--- BEGIN ---

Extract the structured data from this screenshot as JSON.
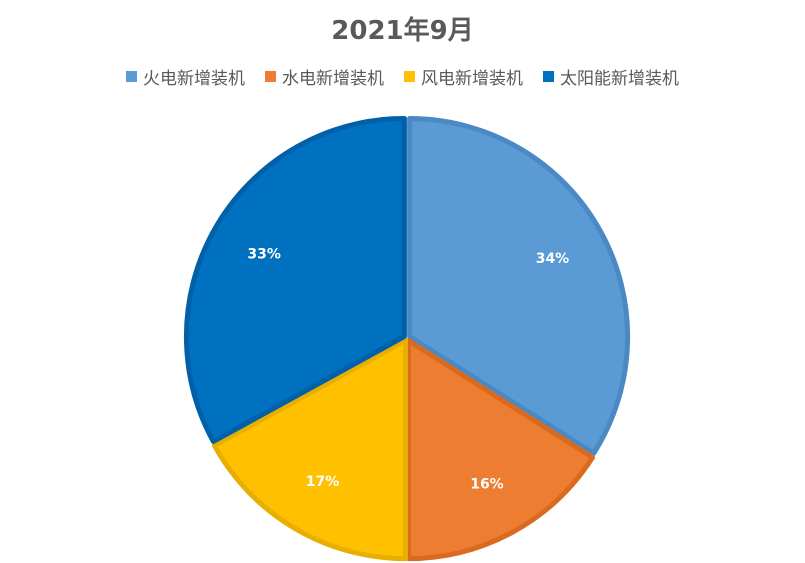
{
  "chart_data": {
    "type": "pie",
    "title": "2021年9月",
    "legend_position": "top",
    "categories": [
      "火电新增装机",
      "水电新增装机",
      "风电新增装机",
      "太阳能新增装机"
    ],
    "values": [
      34,
      16,
      17,
      33
    ],
    "labels": [
      "34%",
      "16%",
      "17%",
      "33%"
    ],
    "colors": [
      "#5B9BD5",
      "#ED7D31",
      "#FFC000",
      "#0070C0"
    ],
    "border_colors": [
      "#4A89C4",
      "#D96A20",
      "#E8AE00",
      "#0060A8"
    ],
    "start_angle_deg": 0,
    "direction": "clockwise"
  }
}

--- END ---

» TASK INSTRUCTIONS
Set down all the entries exactly as they appear, but skip any pictures.

» RESULT
Extract the structured data from this screenshot as JSON.
{
  "chart_data": {
    "type": "pie",
    "title": "2021年9月",
    "legend_position": "top",
    "categories": [
      "火电新增装机",
      "水电新增装机",
      "风电新增装机",
      "太阳能新增装机"
    ],
    "values": [
      34,
      16,
      17,
      33
    ],
    "labels": [
      "34%",
      "16%",
      "17%",
      "33%"
    ],
    "colors": [
      "#5B9BD5",
      "#ED7D31",
      "#FFC000",
      "#0070C0"
    ],
    "border_colors": [
      "#4A89C4",
      "#D96A20",
      "#E8AE00",
      "#0060A8"
    ],
    "start_angle_deg": 0,
    "direction": "clockwise"
  }
}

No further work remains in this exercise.